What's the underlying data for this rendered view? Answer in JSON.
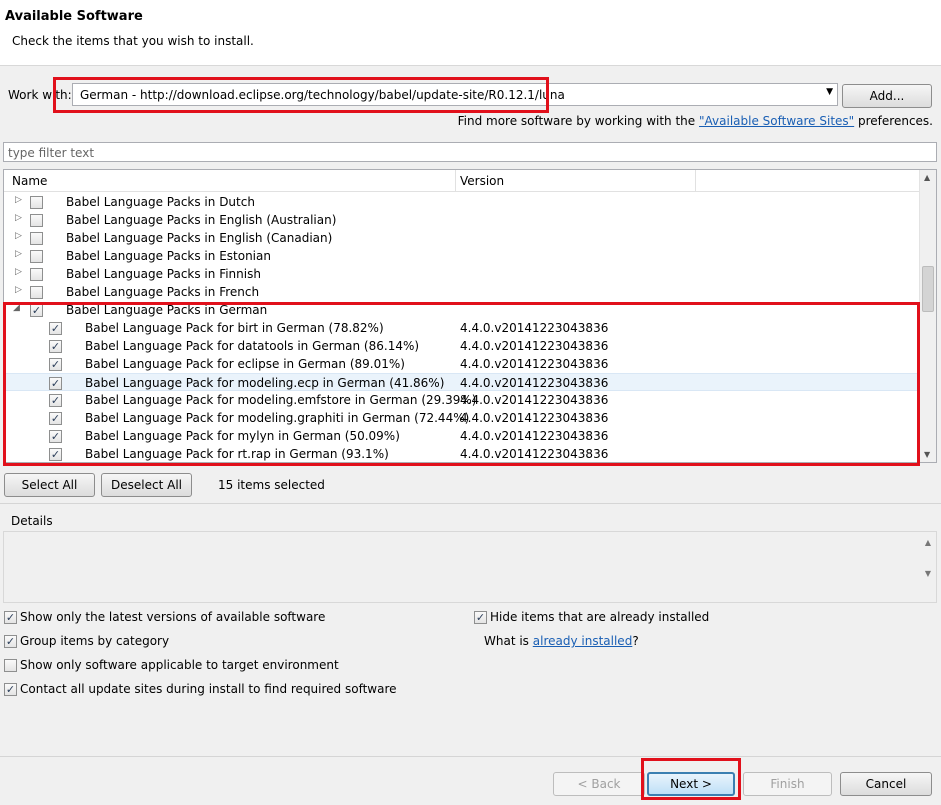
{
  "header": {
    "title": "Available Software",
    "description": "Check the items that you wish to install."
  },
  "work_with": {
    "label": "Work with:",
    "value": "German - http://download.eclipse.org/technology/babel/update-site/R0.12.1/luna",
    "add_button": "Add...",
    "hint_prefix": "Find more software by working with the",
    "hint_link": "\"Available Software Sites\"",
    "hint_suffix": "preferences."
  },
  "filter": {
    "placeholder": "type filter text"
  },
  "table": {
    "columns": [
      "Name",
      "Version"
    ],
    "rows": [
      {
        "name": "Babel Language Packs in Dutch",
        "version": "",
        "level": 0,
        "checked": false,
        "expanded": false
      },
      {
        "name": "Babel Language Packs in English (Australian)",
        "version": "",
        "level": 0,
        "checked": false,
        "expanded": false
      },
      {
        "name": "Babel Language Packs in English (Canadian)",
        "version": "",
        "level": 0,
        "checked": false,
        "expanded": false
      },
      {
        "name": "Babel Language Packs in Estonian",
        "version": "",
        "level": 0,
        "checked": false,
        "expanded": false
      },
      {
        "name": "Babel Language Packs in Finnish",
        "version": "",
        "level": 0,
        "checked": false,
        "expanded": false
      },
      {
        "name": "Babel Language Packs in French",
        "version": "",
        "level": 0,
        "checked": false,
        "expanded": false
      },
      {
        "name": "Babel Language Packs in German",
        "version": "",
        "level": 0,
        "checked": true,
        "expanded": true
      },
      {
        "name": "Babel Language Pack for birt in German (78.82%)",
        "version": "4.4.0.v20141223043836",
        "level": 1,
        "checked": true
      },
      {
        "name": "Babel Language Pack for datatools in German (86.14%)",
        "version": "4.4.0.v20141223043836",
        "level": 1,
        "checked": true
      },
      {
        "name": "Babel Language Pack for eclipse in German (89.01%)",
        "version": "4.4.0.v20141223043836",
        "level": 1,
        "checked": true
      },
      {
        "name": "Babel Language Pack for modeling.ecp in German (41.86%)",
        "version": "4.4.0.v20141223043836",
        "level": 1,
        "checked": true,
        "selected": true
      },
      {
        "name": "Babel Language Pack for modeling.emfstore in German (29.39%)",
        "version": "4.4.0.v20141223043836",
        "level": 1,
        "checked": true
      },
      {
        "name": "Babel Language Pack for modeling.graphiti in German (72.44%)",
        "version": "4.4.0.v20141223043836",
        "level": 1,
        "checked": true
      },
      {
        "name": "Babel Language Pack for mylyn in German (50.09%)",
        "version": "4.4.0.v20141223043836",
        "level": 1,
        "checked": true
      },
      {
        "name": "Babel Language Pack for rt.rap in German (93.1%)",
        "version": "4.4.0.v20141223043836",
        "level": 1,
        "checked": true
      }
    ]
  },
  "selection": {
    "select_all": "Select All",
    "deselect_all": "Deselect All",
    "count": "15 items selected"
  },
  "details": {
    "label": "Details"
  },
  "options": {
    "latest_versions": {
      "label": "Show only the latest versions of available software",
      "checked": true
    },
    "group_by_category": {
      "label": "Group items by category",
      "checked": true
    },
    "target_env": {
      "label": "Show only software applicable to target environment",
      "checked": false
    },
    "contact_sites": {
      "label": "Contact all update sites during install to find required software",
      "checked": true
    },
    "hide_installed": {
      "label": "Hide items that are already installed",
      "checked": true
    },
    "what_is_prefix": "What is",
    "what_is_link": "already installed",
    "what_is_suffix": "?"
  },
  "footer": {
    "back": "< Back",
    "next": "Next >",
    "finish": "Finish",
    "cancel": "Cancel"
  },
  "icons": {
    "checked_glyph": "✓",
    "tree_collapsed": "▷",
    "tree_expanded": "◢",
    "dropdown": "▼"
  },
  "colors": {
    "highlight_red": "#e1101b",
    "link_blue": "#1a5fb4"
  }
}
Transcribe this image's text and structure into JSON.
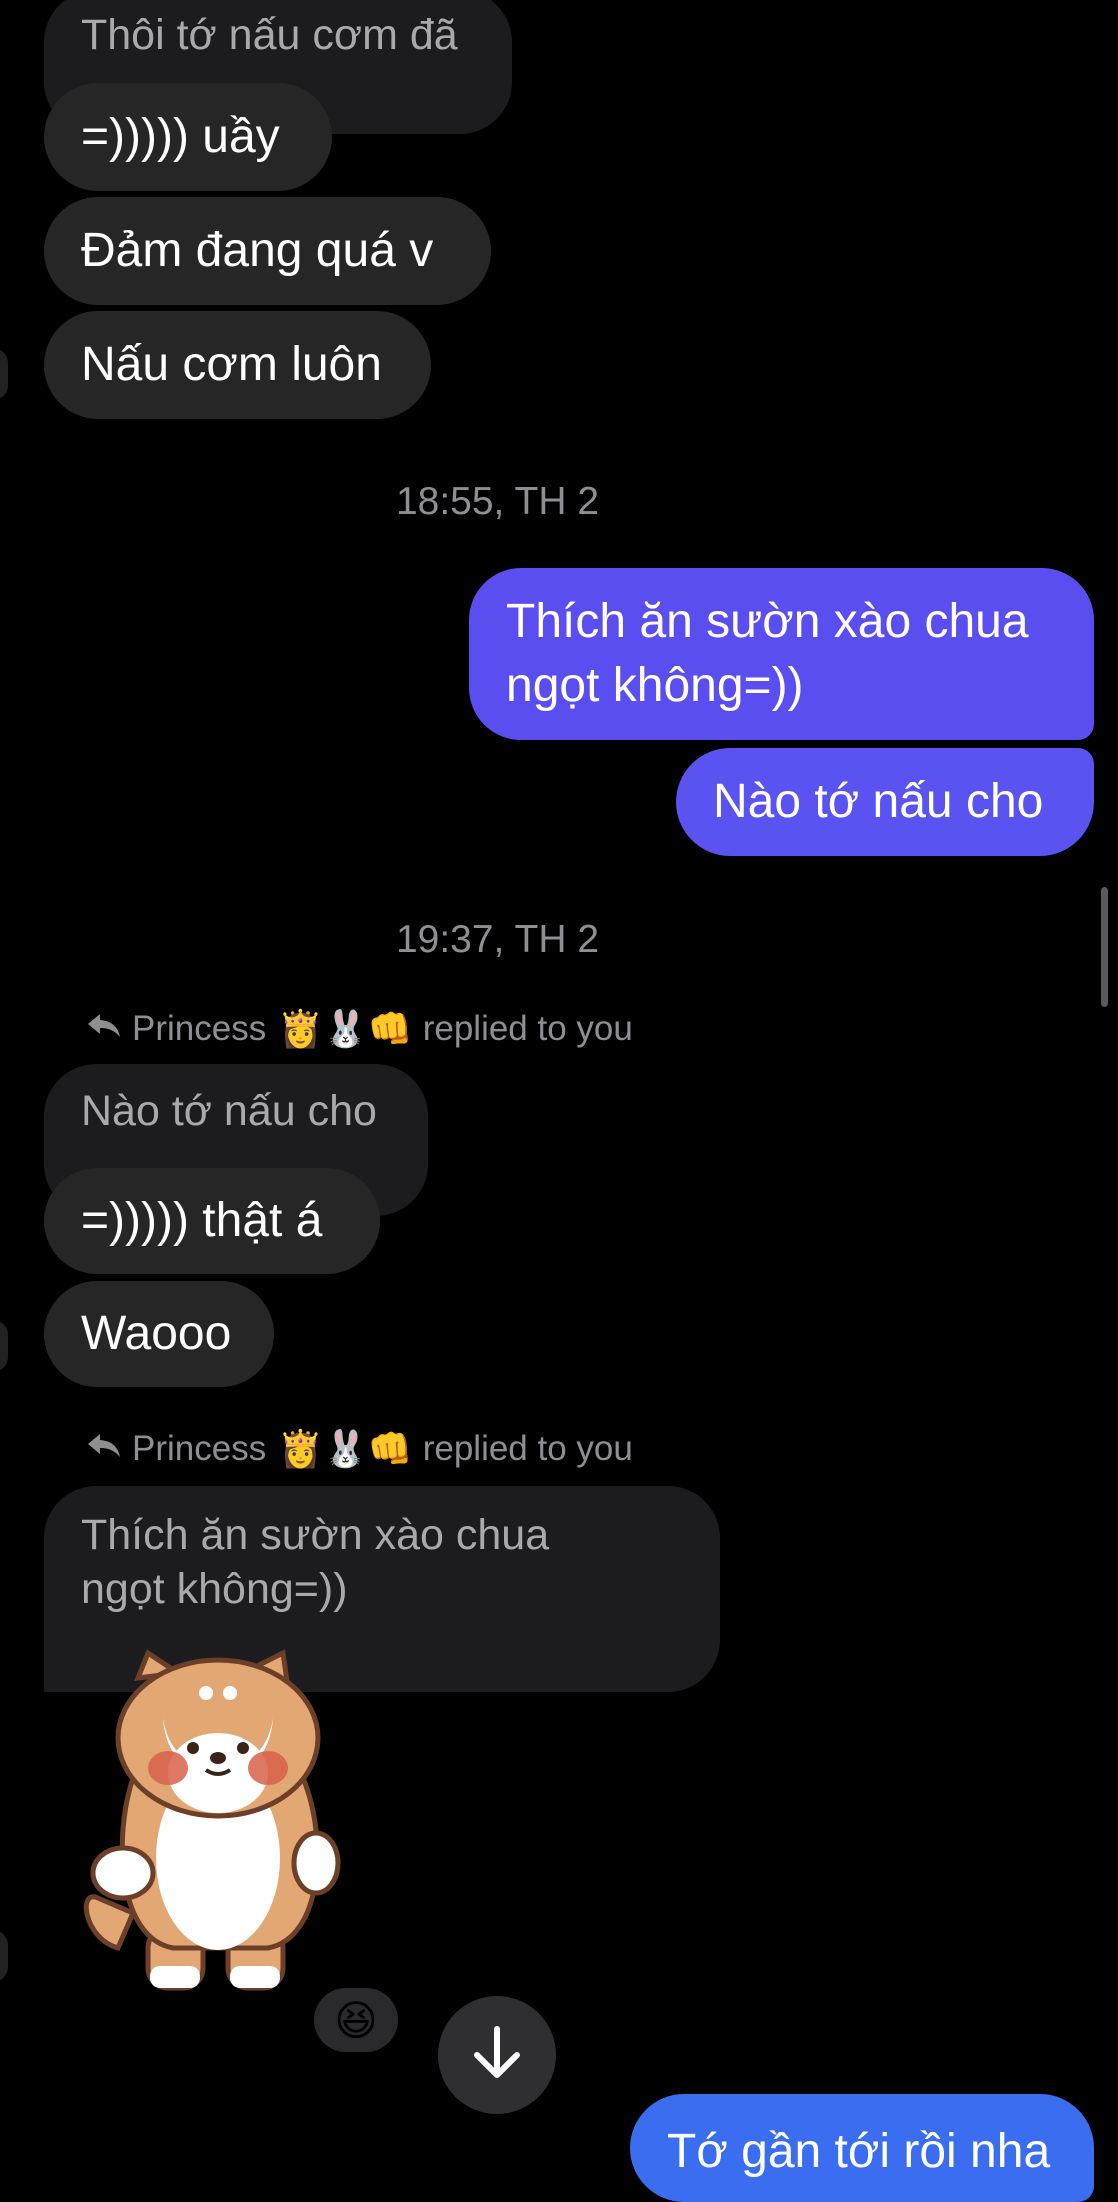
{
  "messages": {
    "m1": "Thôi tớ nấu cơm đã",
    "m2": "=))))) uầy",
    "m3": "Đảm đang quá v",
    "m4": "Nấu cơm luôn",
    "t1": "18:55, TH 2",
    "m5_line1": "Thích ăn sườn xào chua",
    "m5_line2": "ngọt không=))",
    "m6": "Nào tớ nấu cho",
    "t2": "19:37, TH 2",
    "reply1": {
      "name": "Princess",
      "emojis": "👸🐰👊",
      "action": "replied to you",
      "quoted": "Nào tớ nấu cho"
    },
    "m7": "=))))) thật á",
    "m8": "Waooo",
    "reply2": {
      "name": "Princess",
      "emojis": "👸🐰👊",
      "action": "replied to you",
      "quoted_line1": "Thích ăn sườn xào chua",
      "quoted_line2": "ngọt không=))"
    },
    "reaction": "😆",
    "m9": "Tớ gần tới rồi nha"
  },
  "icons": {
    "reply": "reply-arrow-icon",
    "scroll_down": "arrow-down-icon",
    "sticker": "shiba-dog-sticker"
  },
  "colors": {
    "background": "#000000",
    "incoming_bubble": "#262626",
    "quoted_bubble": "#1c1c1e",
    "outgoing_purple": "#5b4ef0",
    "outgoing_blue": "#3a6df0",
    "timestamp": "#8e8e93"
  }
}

> EXERCISE AIM: All the lines above are to be reproduced exactly, except the pictures.

> OUTPUT OF THE TASK:
What's the underlying data for this rendered view? Answer in JSON.
{
  "header": {
    "title": "Available Software",
    "description": "Check the items that you wish to install."
  },
  "work_with": {
    "label": "Work with:",
    "value": "German - http://download.eclipse.org/technology/babel/update-site/R0.12.1/luna",
    "add_button": "Add...",
    "hint_prefix": "Find more software by working with the",
    "hint_link": "\"Available Software Sites\"",
    "hint_suffix": "preferences."
  },
  "filter": {
    "placeholder": "type filter text"
  },
  "table": {
    "columns": [
      "Name",
      "Version"
    ],
    "rows": [
      {
        "name": "Babel Language Packs in Dutch",
        "version": "",
        "level": 0,
        "checked": false,
        "expanded": false
      },
      {
        "name": "Babel Language Packs in English (Australian)",
        "version": "",
        "level": 0,
        "checked": false,
        "expanded": false
      },
      {
        "name": "Babel Language Packs in English (Canadian)",
        "version": "",
        "level": 0,
        "checked": false,
        "expanded": false
      },
      {
        "name": "Babel Language Packs in Estonian",
        "version": "",
        "level": 0,
        "checked": false,
        "expanded": false
      },
      {
        "name": "Babel Language Packs in Finnish",
        "version": "",
        "level": 0,
        "checked": false,
        "expanded": false
      },
      {
        "name": "Babel Language Packs in French",
        "version": "",
        "level": 0,
        "checked": false,
        "expanded": false
      },
      {
        "name": "Babel Language Packs in German",
        "version": "",
        "level": 0,
        "checked": true,
        "expanded": true
      },
      {
        "name": "Babel Language Pack for birt in German (78.82%)",
        "version": "4.4.0.v20141223043836",
        "level": 1,
        "checked": true
      },
      {
        "name": "Babel Language Pack for datatools in German (86.14%)",
        "version": "4.4.0.v20141223043836",
        "level": 1,
        "checked": true
      },
      {
        "name": "Babel Language Pack for eclipse in German (89.01%)",
        "version": "4.4.0.v20141223043836",
        "level": 1,
        "checked": true
      },
      {
        "name": "Babel Language Pack for modeling.ecp in German (41.86%)",
        "version": "4.4.0.v20141223043836",
        "level": 1,
        "checked": true,
        "selected": true
      },
      {
        "name": "Babel Language Pack for modeling.emfstore in German (29.39%)",
        "version": "4.4.0.v20141223043836",
        "level": 1,
        "checked": true
      },
      {
        "name": "Babel Language Pack for modeling.graphiti in German (72.44%)",
        "version": "4.4.0.v20141223043836",
        "level": 1,
        "checked": true
      },
      {
        "name": "Babel Language Pack for mylyn in German (50.09%)",
        "version": "4.4.0.v20141223043836",
        "level": 1,
        "checked": true
      },
      {
        "name": "Babel Language Pack for rt.rap in German (93.1%)",
        "version": "4.4.0.v20141223043836",
        "level": 1,
        "checked": true
      }
    ]
  },
  "selection": {
    "select_all": "Select All",
    "deselect_all": "Deselect All",
    "count": "15 items selected"
  },
  "details": {
    "label": "Details"
  },
  "options": {
    "latest_versions": {
      "label": "Show only the latest versions of available software",
      "checked": true
    },
    "group_by_category": {
      "label": "Group items by category",
      "checked": true
    },
    "target_env": {
      "label": "Show only software applicable to target environment",
      "checked": false
    },
    "contact_sites": {
      "label": "Contact all update sites during install to find required software",
      "checked": true
    },
    "hide_installed": {
      "label": "Hide items that are already installed",
      "checked": true
    },
    "what_is_prefix": "What is",
    "what_is_link": "already installed",
    "what_is_suffix": "?"
  },
  "footer": {
    "back": "< Back",
    "next": "Next >",
    "finish": "Finish",
    "cancel": "Cancel"
  },
  "icons": {
    "checked_glyph": "✓",
    "tree_collapsed": "▷",
    "tree_expanded": "◢",
    "dropdown": "▼"
  },
  "colors": {
    "highlight_red": "#e1101b",
    "link_blue": "#1a5fb4"
  }
}
Transcribe this image's text and structure into JSON.
{
  "messages": {
    "m1": "Thôi tớ nấu cơm đã",
    "m2": "=))))) uầy",
    "m3": "Đảm đang quá v",
    "m4": "Nấu cơm luôn",
    "t1": "18:55, TH 2",
    "m5_line1": "Thích ăn sườn xào chua",
    "m5_line2": "ngọt không=))",
    "m6": "Nào tớ nấu cho",
    "t2": "19:37, TH 2",
    "reply1": {
      "name": "Princess",
      "emojis": "👸🐰👊",
      "action": "replied to you",
      "quoted": "Nào tớ nấu cho"
    },
    "m7": "=))))) thật á",
    "m8": "Waooo",
    "reply2": {
      "name": "Princess",
      "emojis": "👸🐰👊",
      "action": "replied to you",
      "quoted_line1": "Thích ăn sườn xào chua",
      "quoted_line2": "ngọt không=))"
    },
    "reaction": "😆",
    "m9": "Tớ gần tới rồi nha"
  },
  "icons": {
    "reply": "reply-arrow-icon",
    "scroll_down": "arrow-down-icon",
    "sticker": "shiba-dog-sticker"
  },
  "colors": {
    "background": "#000000",
    "incoming_bubble": "#262626",
    "quoted_bubble": "#1c1c1e",
    "outgoing_purple": "#5b4ef0",
    "outgoing_blue": "#3a6df0",
    "timestamp": "#8e8e93"
  }
}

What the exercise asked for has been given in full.